## Task statement
Could you extract every entry below and reproduce it exactly?

**** Extracted entries

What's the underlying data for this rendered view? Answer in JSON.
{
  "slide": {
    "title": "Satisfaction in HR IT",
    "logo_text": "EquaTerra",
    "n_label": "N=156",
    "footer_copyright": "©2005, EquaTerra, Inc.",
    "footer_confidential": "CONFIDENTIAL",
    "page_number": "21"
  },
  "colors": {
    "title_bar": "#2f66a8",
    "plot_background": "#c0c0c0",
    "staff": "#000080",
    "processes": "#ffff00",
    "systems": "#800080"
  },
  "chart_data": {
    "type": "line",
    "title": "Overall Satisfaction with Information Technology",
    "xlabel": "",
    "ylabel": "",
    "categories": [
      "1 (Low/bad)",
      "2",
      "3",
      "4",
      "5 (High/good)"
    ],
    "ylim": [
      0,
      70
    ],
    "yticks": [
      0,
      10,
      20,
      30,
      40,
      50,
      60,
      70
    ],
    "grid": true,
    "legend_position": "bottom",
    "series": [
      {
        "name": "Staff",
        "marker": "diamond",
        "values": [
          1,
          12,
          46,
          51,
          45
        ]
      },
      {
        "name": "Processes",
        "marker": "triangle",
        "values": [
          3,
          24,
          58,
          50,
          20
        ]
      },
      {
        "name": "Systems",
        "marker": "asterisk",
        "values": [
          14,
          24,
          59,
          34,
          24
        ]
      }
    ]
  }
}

********

## Exercise response
What's the underlying data for this rendered view? Answer in JSON.
{
  "slide": {
    "title": "Satisfaction in HR IT",
    "logo_text": "EquaTerra",
    "n_label": "N=156",
    "footer_copyright": "©2005, EquaTerra, Inc.",
    "footer_confidential": "CONFIDENTIAL",
    "page_number": "21"
  },
  "colors": {
    "title_bar": "#2f66a8",
    "plot_background": "#c0c0c0",
    "staff": "#000080",
    "processes": "#ffff00",
    "systems": "#800080"
  },
  "chart_data": {
    "type": "line",
    "title": "Overall Satisfaction with Information Technology",
    "xlabel": "",
    "ylabel": "",
    "categories": [
      "1 (Low/bad)",
      "2",
      "3",
      "4",
      "5 (High/good)"
    ],
    "ylim": [
      0,
      70
    ],
    "yticks": [
      0,
      10,
      20,
      30,
      40,
      50,
      60,
      70
    ],
    "grid": true,
    "legend_position": "bottom",
    "series": [
      {
        "name": "Staff",
        "marker": "diamond",
        "values": [
          1,
          12,
          46,
          51,
          45
        ]
      },
      {
        "name": "Processes",
        "marker": "triangle",
        "values": [
          3,
          24,
          58,
          50,
          20
        ]
      },
      {
        "name": "Systems",
        "marker": "asterisk",
        "values": [
          14,
          24,
          59,
          34,
          24
        ]
      }
    ]
  }
}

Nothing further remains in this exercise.